* start EXERCISE MATERIAL *

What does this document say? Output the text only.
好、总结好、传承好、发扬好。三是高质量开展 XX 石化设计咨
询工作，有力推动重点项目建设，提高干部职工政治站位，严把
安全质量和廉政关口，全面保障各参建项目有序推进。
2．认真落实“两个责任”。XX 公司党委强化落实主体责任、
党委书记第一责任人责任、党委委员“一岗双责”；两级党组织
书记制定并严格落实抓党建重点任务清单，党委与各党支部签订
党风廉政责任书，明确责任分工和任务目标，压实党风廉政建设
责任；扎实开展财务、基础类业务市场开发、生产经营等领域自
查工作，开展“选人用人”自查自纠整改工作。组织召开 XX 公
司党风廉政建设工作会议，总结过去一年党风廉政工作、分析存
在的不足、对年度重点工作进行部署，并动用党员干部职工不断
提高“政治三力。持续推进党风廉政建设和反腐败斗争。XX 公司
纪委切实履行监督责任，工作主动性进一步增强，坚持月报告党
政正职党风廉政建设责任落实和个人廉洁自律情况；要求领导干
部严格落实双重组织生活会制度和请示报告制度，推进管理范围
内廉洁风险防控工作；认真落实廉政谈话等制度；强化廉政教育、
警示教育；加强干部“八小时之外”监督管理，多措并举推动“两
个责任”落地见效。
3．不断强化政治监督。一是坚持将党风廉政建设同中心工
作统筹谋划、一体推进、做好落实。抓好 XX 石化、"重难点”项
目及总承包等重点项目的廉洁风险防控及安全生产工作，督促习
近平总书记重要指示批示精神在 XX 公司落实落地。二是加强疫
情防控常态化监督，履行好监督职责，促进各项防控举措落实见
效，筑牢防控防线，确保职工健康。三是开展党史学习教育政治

* end EXERCISE MATERIAL *

WORK TO DO:
Give the listing again, word for word.

SOLUTION:
What does this document say? Output the text only.
好、总结好、传承好、发扬好。三是高质量开展 XX 石化设计咨
询工作，有力推动重点项目建设，提高干部职工政治站位，严把
安全质量和廉政关口，全面保障各参建项目有序推进。
2．认真落实“两个责任”。XX 公司党委强化落实主体责任、
党委书记第一责任人责任、党委委员“一岗双责”；两级党组织
书记制定并严格落实抓党建重点任务清单，党委与各党支部签订
党风廉政责任书，明确责任分工和任务目标，压实党风廉政建设
责任；扎实开展财务、基础类业务市场开发、生产经营等领域自
查工作，开展“选人用人”自查自纠整改工作。组织召开 XX 公
司党风廉政建设工作会议，总结过去一年党风廉政工作、分析存
在的不足、对年度重点工作进行部署，并动用党员干部职工不断
提高“政治三力。持续推进党风廉政建设和反腐败斗争。XX 公司
纪委切实履行监督责任，工作主动性进一步增强，坚持月报告党
政正职党风廉政建设责任落实和个人廉洁自律情况；要求领导干
部严格落实双重组织生活会制度和请示报告制度，推进管理范围
内廉洁风险防控工作；认真落实廉政谈话等制度；强化廉政教育、
警示教育；加强干部“八小时之外”监督管理，多措并举推动“两
个责任”落地见效。
3．不断强化政治监督。一是坚持将党风廉政建设同中心工
作统筹谋划、一体推进、做好落实。抓好 XX 石化、"重难点”项
目及总承包等重点项目的廉洁风险防控及安全生产工作，督促习
近平总书记重要指示批示精神在 XX 公司落实落地。二是加强疫
情防控常态化监督，履行好监督职责，促进各项防控举措落实见
效，筑牢防控防线，确保职工健康。三是开展党史学习教育政治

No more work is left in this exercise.